━━━ INPUT DATA

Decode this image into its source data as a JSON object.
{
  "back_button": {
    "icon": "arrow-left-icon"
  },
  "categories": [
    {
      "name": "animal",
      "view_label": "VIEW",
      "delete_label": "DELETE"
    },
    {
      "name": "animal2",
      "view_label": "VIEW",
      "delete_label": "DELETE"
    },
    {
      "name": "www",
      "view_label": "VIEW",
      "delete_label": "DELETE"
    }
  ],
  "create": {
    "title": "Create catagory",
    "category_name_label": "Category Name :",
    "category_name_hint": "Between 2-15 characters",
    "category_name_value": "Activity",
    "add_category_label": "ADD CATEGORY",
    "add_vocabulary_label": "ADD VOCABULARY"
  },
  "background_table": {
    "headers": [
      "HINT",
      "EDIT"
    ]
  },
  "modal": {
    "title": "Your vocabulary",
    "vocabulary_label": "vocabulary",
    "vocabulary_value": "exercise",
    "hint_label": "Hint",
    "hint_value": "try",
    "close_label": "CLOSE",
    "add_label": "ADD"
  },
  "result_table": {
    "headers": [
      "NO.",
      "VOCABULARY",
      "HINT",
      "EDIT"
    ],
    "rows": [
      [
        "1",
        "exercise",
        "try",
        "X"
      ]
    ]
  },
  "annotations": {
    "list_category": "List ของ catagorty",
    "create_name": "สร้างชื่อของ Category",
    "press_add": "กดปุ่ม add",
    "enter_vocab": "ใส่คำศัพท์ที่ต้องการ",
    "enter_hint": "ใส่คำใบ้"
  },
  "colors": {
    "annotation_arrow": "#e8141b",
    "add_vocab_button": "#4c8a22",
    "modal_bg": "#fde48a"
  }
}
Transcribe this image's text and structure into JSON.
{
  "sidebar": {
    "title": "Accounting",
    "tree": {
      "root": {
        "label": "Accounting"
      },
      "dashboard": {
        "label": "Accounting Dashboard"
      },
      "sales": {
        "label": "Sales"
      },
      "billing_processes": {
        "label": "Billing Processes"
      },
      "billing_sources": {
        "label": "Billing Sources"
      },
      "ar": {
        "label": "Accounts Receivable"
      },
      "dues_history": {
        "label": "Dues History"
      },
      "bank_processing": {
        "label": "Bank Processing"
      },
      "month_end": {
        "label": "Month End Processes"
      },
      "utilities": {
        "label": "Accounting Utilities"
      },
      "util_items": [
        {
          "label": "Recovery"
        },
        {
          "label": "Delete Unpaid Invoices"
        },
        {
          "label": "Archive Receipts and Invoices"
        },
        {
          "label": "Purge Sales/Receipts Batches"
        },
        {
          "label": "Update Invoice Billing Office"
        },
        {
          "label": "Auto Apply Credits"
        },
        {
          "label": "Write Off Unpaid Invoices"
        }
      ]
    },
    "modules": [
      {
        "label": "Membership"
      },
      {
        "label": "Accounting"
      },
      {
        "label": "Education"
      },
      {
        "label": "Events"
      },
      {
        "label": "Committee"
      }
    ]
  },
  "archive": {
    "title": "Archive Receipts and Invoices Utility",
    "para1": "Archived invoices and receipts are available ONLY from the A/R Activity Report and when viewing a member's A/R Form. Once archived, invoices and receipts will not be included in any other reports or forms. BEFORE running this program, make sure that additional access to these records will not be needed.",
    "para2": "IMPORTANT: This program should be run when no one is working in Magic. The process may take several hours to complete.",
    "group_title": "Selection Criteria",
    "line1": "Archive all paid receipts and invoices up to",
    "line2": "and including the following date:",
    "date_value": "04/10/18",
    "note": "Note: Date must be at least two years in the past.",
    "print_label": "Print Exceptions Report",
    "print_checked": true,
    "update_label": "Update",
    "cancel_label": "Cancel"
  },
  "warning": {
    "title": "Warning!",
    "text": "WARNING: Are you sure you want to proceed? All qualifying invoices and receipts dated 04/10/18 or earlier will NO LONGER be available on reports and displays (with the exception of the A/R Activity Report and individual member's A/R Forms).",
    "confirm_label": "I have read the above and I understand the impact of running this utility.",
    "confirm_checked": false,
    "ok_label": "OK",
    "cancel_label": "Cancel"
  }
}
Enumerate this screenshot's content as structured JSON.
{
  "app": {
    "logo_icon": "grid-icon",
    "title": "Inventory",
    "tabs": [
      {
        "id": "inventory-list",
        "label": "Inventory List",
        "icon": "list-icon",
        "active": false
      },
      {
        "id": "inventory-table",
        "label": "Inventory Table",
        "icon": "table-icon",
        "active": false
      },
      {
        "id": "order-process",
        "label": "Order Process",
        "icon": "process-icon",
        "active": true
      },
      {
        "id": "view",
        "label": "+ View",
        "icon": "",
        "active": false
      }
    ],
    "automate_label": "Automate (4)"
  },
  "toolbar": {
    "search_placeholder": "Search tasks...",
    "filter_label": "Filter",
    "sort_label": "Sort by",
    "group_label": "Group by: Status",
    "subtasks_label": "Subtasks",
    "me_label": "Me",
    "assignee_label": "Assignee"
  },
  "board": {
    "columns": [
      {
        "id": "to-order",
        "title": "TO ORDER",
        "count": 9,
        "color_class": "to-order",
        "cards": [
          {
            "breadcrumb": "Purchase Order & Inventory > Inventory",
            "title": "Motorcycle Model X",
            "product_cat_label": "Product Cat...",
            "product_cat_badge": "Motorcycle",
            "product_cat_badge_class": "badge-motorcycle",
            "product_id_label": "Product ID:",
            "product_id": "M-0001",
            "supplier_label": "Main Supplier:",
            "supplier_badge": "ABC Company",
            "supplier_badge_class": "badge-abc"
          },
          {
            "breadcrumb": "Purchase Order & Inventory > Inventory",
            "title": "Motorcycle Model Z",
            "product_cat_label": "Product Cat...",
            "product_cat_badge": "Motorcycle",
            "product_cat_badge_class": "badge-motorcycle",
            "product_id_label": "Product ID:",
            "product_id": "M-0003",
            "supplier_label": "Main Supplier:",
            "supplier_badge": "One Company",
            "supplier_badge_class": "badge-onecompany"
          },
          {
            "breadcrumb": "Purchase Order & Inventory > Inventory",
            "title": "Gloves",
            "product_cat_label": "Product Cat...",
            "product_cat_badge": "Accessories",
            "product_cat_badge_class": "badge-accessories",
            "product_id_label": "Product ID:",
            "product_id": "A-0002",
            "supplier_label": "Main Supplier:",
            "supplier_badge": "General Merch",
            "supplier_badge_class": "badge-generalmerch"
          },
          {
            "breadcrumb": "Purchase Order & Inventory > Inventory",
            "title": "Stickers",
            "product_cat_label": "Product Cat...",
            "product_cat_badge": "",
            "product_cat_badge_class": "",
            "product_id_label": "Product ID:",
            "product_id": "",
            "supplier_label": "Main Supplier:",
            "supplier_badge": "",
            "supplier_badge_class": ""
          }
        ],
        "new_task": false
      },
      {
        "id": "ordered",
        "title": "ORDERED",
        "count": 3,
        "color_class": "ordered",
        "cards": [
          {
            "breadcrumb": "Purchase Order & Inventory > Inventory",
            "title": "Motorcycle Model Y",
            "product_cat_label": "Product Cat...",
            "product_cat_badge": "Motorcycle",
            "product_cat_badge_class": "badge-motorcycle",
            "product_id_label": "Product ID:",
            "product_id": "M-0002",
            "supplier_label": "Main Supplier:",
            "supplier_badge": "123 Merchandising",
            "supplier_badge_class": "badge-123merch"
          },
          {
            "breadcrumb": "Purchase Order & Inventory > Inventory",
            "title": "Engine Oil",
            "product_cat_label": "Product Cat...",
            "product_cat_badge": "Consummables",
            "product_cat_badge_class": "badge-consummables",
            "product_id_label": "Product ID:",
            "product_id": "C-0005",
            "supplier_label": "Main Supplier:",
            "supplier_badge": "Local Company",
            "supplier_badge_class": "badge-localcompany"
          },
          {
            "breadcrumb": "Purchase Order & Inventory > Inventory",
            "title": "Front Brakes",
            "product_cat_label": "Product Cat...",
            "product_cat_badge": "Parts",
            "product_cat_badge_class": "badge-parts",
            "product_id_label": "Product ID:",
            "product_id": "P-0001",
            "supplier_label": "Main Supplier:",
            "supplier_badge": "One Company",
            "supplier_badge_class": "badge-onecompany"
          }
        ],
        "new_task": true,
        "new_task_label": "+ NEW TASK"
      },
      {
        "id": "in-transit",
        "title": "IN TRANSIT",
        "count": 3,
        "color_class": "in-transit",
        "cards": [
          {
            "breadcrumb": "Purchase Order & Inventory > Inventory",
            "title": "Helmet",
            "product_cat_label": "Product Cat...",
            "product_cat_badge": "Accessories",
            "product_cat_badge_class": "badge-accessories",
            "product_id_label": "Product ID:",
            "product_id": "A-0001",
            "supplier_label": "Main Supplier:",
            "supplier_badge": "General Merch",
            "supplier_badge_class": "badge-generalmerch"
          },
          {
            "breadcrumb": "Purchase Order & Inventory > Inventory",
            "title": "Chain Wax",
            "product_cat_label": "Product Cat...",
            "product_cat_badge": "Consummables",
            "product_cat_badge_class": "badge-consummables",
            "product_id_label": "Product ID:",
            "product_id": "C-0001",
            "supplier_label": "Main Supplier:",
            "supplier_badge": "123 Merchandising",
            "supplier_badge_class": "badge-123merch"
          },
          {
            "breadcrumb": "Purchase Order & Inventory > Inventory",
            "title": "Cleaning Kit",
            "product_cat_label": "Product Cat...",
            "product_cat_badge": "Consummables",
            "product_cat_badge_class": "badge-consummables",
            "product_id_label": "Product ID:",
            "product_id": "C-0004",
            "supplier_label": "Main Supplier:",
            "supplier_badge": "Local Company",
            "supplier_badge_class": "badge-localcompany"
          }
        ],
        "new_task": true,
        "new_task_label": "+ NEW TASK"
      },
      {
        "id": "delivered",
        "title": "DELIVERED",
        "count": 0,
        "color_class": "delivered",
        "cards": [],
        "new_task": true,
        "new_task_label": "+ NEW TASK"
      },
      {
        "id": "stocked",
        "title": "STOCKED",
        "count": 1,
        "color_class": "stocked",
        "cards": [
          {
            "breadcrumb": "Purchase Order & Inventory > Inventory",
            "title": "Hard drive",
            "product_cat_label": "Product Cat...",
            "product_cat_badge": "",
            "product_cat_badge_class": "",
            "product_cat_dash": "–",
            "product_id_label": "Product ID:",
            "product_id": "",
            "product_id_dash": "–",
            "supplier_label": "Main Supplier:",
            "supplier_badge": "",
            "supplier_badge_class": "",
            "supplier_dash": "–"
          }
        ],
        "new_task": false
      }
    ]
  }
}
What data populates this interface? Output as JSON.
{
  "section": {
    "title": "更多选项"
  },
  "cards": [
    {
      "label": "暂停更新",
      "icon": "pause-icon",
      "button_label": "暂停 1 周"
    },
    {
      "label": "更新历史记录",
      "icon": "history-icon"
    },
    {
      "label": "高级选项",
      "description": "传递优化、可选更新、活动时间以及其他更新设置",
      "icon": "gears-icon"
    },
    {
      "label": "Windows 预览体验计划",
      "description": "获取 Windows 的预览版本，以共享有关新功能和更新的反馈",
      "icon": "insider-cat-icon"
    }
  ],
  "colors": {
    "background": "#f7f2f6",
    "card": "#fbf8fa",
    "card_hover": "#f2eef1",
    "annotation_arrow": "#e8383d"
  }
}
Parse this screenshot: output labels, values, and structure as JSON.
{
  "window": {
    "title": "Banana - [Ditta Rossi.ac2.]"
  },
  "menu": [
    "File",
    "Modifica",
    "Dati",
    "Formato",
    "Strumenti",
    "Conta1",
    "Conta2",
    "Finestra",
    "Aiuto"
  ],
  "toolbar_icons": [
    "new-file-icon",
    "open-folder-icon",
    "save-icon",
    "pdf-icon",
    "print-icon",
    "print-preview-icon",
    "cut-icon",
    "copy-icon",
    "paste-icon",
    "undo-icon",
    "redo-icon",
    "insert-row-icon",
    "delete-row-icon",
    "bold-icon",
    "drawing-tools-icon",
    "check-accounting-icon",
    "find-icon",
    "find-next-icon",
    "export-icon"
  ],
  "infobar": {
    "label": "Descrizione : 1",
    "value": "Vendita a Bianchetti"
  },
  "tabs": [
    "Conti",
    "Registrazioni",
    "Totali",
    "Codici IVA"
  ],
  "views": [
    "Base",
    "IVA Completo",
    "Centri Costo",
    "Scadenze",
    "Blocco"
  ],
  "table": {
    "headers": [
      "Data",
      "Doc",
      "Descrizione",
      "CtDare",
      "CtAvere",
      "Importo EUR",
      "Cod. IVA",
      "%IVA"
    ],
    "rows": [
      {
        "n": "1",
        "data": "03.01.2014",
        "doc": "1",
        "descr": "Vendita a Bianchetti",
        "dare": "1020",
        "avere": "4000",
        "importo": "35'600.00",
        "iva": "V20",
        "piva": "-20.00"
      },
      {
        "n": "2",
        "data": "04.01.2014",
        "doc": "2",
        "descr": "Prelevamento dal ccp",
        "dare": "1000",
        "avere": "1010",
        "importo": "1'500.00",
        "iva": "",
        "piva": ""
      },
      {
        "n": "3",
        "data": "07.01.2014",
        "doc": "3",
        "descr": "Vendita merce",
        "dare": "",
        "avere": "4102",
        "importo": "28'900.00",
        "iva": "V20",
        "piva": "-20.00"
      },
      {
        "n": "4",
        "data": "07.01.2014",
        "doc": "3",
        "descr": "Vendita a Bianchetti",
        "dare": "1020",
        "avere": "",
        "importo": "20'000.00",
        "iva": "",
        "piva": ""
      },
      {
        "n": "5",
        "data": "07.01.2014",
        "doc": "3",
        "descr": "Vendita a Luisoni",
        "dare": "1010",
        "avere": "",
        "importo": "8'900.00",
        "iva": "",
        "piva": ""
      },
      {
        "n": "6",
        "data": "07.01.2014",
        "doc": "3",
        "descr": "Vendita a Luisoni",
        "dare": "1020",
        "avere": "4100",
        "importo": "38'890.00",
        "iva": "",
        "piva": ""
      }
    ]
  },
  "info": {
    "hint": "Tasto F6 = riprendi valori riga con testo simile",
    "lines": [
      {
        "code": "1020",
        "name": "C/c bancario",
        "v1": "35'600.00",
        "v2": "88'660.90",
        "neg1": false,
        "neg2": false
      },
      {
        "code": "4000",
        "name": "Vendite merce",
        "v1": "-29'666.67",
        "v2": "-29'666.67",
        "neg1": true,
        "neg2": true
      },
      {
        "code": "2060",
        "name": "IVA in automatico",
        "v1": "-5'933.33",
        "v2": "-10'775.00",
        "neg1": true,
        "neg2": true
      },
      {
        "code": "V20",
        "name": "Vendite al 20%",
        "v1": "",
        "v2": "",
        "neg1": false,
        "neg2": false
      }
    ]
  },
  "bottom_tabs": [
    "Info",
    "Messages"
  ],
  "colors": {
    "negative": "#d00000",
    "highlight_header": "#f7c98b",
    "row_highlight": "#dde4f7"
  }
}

━━━━━━

## TASK DETAILS
Search the data for "image". Copy every line that has it.

## SOLUTION FOR THIS PROBLEM
Decode this image into its source data as a JSON object.
Transcribe this image's text and structure into JSON.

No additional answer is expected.